• **GIVEN PROBLEM**
Using the data below, copy every line that contains the word "right".

• **PROVIDED DATA**
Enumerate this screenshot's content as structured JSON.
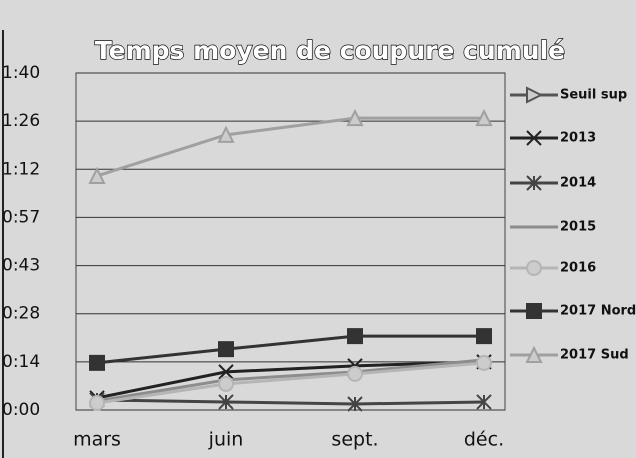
{
  "chart_data": {
    "type": "line",
    "title": "Temps moyen de coupure cumulé",
    "categories": [
      "mars",
      "juin",
      "sept.",
      "déc."
    ],
    "ylim": [
      0,
      100.8
    ],
    "yticks": [
      {
        "value": 0,
        "label": "0:00"
      },
      {
        "value": 14.4,
        "label": "0:14"
      },
      {
        "value": 28.8,
        "label": "0:28"
      },
      {
        "value": 43.2,
        "label": "0:43"
      },
      {
        "value": 57.6,
        "label": "0:57"
      },
      {
        "value": 72,
        "label": "1:12"
      },
      {
        "value": 86.4,
        "label": "1:26"
      },
      {
        "value": 100.8,
        "label": "1:40"
      }
    ],
    "grid": true,
    "legend": "right",
    "series": [
      {
        "name": "Seuil sup",
        "color": "#555555",
        "marker": "triangle-right",
        "values": [
          null,
          null,
          null,
          null
        ]
      },
      {
        "name": "2013",
        "color": "#222222",
        "marker": "x",
        "values": [
          3.6,
          11.4,
          13.2,
          14.4
        ]
      },
      {
        "name": "2014",
        "color": "#444444",
        "marker": "star",
        "values": [
          3.0,
          2.4,
          1.8,
          2.4
        ]
      },
      {
        "name": "2015",
        "color": "#8c8c8c",
        "marker": "none",
        "values": [
          2.7,
          9.0,
          11.4,
          15.0
        ]
      },
      {
        "name": "2016",
        "color": "#b5b5b5",
        "marker": "circle",
        "values": [
          2.1,
          7.8,
          10.8,
          14.1
        ]
      },
      {
        "name": "2017 Nord",
        "color": "#333333",
        "marker": "square",
        "values": [
          14.1,
          18.2,
          22.1,
          22.1
        ]
      },
      {
        "name": "2017 Sud",
        "color": "#a0a0a0",
        "marker": "triangle",
        "values": [
          70.0,
          82.3,
          87.3,
          87.3
        ]
      }
    ]
  }
}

• **SOLUTION TO THE PROBLEM**
    "legend": "right",
        "marker": "triangle-right",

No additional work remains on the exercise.